◆ **WRITTEN INSTRUCTION**: Rewrite the records from the start through the line with "brand-subtitle: w383arb: [464, 20, 549, 45]", switching each "card" for "tile". Leave everything else unchanged.

Spatial annotation entries:
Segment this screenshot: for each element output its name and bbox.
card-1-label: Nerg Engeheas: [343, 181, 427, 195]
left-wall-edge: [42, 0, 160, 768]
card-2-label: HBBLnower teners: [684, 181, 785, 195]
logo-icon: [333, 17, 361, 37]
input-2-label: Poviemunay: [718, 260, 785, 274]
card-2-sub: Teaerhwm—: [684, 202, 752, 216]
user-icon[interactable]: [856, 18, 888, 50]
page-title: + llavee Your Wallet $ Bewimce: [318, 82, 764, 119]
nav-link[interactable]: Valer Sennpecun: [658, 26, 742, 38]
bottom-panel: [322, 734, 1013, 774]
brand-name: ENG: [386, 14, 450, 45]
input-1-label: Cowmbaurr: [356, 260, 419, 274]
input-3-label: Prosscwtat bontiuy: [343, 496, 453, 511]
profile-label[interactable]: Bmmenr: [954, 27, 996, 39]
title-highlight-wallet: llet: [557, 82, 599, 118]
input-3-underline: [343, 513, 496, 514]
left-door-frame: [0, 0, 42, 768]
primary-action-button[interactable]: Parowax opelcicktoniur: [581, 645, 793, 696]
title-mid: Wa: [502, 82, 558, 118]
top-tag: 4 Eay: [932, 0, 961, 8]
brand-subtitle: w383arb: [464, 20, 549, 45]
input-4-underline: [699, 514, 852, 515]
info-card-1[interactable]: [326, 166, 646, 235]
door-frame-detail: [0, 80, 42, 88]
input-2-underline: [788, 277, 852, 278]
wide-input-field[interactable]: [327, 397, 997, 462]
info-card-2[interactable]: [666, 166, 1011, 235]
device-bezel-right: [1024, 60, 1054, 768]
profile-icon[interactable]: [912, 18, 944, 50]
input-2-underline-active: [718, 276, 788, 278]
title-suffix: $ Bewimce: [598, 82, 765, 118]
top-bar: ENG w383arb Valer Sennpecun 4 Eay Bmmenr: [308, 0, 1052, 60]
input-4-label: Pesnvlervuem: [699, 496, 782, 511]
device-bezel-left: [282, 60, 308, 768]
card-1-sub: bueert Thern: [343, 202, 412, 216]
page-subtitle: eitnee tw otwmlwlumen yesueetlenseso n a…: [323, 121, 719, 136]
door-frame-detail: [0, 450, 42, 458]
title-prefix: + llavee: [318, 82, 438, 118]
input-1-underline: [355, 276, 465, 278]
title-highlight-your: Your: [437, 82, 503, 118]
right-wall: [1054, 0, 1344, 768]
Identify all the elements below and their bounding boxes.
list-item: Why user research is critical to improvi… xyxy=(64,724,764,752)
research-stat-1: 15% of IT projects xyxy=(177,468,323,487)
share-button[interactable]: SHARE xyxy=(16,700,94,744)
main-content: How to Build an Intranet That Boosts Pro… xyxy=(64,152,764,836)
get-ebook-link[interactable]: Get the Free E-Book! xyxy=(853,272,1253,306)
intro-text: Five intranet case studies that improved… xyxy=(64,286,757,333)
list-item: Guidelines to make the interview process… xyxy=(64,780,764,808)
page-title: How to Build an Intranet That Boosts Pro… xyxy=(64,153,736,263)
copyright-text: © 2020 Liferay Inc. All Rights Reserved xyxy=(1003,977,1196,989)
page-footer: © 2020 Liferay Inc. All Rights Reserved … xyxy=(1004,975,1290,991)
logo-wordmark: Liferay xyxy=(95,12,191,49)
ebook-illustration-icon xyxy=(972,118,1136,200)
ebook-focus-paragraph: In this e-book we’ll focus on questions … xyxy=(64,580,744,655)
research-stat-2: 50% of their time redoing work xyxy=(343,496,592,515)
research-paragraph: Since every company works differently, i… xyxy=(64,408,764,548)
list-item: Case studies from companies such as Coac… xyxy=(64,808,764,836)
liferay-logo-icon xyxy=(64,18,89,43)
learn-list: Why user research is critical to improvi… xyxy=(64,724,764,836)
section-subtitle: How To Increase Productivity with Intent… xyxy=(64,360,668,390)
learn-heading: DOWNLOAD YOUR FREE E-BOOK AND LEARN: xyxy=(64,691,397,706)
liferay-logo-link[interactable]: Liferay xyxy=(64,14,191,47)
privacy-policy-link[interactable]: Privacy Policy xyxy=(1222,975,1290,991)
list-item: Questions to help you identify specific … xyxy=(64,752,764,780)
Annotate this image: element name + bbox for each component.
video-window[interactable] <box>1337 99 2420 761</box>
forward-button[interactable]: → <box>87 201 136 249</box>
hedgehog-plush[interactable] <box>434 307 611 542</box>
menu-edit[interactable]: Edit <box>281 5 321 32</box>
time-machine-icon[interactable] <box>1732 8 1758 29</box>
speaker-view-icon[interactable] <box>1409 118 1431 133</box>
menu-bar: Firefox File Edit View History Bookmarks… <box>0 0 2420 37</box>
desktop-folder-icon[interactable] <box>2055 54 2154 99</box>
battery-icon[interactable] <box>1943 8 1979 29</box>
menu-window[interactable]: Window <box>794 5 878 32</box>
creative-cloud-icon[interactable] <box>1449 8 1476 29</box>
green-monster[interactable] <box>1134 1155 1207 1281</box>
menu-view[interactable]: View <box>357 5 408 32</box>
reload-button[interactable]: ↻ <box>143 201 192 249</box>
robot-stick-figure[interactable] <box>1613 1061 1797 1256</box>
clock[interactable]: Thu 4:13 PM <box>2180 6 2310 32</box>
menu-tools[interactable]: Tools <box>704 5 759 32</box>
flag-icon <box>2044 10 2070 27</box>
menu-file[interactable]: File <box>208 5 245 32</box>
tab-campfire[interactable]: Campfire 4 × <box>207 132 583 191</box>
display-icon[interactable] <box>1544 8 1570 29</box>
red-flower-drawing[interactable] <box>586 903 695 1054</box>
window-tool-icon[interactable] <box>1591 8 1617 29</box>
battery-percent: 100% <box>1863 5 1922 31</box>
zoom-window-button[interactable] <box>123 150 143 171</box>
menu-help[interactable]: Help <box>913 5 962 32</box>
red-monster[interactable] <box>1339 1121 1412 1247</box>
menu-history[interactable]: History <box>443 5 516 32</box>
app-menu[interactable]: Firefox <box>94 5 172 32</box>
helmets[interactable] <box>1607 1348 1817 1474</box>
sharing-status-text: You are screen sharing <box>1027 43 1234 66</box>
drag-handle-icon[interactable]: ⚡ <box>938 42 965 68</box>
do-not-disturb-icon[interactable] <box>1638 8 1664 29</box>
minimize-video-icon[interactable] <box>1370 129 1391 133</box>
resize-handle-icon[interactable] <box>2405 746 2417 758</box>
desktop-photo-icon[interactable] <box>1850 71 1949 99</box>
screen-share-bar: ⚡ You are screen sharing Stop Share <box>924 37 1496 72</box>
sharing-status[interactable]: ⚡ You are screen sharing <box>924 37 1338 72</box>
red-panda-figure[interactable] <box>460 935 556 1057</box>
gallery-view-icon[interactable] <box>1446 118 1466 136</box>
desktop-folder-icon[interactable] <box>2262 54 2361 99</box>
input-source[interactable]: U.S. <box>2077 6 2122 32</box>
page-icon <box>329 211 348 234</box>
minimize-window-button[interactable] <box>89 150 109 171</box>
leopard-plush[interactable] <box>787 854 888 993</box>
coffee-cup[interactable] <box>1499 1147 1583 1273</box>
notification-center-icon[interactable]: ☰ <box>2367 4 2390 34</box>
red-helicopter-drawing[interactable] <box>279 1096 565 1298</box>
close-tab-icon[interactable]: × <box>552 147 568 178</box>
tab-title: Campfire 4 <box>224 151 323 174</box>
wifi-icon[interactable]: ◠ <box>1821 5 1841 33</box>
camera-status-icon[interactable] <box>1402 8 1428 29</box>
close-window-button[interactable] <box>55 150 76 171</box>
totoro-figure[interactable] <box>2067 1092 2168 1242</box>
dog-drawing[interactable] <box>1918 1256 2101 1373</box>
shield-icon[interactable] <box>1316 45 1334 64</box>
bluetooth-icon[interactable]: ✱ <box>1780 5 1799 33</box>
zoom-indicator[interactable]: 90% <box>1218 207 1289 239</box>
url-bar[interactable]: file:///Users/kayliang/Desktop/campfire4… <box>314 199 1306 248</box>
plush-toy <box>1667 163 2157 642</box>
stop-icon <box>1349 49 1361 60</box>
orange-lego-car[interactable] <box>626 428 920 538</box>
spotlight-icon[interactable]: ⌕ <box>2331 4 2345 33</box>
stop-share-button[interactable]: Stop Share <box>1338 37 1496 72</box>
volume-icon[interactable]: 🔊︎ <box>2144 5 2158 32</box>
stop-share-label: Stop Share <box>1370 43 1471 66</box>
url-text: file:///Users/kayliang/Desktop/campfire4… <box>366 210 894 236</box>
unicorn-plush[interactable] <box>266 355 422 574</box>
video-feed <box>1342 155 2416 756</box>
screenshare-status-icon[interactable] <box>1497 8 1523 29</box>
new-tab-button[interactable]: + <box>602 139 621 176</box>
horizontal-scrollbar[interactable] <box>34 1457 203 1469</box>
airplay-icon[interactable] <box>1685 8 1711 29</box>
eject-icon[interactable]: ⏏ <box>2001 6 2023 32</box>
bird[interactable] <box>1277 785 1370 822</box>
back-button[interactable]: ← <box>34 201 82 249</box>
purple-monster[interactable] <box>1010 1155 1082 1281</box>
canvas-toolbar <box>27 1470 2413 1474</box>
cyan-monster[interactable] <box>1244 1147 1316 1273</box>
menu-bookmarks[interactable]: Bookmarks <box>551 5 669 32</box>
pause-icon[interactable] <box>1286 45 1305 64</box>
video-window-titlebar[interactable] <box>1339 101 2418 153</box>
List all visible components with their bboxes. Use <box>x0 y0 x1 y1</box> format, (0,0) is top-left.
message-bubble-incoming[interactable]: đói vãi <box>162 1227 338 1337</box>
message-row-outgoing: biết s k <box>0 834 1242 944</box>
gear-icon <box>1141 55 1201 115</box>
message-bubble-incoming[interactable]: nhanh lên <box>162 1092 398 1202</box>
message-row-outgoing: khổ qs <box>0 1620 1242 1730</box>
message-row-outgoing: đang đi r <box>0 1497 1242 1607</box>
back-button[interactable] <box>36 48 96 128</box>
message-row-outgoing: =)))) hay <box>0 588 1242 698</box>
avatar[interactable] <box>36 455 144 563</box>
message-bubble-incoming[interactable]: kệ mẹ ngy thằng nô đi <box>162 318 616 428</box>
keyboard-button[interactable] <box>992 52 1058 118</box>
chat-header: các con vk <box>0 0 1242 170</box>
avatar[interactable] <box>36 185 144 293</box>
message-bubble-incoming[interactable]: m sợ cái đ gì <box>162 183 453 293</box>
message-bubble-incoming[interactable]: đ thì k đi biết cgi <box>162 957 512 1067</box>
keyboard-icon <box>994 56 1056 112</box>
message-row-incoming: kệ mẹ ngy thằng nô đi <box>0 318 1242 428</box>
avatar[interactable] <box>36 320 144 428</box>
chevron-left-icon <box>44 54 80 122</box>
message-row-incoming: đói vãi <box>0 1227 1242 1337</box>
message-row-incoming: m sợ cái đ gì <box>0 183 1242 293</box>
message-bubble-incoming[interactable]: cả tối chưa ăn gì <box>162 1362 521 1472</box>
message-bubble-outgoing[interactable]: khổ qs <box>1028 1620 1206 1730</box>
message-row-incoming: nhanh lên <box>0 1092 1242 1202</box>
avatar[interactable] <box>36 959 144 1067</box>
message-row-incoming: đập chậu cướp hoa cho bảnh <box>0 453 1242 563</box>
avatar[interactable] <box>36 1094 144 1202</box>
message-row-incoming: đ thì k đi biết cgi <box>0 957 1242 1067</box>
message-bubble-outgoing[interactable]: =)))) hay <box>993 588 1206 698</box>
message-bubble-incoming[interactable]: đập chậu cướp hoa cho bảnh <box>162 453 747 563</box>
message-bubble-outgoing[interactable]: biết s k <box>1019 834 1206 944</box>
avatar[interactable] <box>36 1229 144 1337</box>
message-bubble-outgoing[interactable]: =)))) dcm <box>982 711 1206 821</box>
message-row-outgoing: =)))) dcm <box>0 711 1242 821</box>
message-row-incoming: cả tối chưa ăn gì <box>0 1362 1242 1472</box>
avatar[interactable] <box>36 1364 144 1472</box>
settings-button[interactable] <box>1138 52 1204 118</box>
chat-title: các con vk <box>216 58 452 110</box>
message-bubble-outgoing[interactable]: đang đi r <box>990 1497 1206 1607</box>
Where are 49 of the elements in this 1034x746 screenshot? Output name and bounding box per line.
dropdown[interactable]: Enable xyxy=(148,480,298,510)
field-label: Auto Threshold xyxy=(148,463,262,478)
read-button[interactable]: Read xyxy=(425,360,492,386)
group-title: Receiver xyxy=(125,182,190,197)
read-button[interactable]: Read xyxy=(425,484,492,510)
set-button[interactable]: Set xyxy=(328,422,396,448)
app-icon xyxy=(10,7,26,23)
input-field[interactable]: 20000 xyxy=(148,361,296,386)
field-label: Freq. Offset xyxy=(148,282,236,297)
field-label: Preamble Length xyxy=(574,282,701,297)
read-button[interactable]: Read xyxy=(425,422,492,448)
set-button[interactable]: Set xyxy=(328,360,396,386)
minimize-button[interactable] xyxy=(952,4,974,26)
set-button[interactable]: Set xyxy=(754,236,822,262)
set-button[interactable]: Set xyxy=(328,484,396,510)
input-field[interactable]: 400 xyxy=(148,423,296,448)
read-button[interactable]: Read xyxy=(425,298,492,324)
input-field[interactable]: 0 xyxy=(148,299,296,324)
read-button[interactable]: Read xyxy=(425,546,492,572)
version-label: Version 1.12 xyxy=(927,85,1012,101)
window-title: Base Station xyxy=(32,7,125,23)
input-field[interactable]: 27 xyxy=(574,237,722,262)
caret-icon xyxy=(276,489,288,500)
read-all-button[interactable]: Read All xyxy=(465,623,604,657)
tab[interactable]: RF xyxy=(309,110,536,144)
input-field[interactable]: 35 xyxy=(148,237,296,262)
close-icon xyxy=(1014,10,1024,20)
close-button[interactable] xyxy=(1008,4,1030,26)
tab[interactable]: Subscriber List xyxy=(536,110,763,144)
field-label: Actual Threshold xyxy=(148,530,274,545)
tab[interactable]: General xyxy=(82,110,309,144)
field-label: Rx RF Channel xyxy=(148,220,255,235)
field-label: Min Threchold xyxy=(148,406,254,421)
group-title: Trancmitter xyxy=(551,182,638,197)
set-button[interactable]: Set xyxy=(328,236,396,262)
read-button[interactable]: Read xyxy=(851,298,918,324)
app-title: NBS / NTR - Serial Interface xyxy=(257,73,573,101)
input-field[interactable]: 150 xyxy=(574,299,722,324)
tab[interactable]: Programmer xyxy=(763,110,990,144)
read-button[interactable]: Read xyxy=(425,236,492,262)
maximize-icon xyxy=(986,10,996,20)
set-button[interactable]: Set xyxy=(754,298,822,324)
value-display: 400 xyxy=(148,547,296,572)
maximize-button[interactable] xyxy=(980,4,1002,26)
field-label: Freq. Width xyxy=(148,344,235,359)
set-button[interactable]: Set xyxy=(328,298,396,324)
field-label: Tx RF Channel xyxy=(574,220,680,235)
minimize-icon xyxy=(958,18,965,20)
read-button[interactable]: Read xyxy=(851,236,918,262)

◆ **REPLY TO THE TASK**:
Segment this screenshot: for each element output its name and bbox.
tile-1-label: Nerg Engeheas: [343, 181, 427, 195]
left-wall-edge: [42, 0, 160, 768]
tile-2-label: HBBLnower teners: [684, 181, 785, 195]
logo-icon: [333, 17, 361, 37]
input-2-label: Poviemunay: [718, 260, 785, 274]
tile-2-sub: Teaerhwm—: [684, 202, 752, 216]
user-icon[interactable]: [856, 18, 888, 50]
page-title: + llavee Your Wallet $ Bewimce: [318, 82, 764, 119]
nav-link[interactable]: Valer Sennpecun: [658, 26, 742, 38]
bottom-panel: [322, 734, 1013, 774]
brand-name: ENG: [386, 14, 450, 45]
input-1-label: Cowmbaurr: [356, 260, 419, 274]
input-3-label: Prosscwtat bontiuy: [343, 496, 453, 511]
profile-label[interactable]: Bmmenr: [954, 27, 996, 39]
title-highlight-wallet: llet: [557, 82, 599, 118]
input-3-underline: [343, 513, 496, 514]
left-door-frame: [0, 0, 42, 768]
primary-action-button[interactable]: Parowax opelcicktoniur: [581, 645, 793, 696]
title-mid: Wa: [502, 82, 558, 118]
top-tag: 4 Eay: [932, 0, 961, 8]
brand-subtitle: w383arb: [464, 20, 549, 45]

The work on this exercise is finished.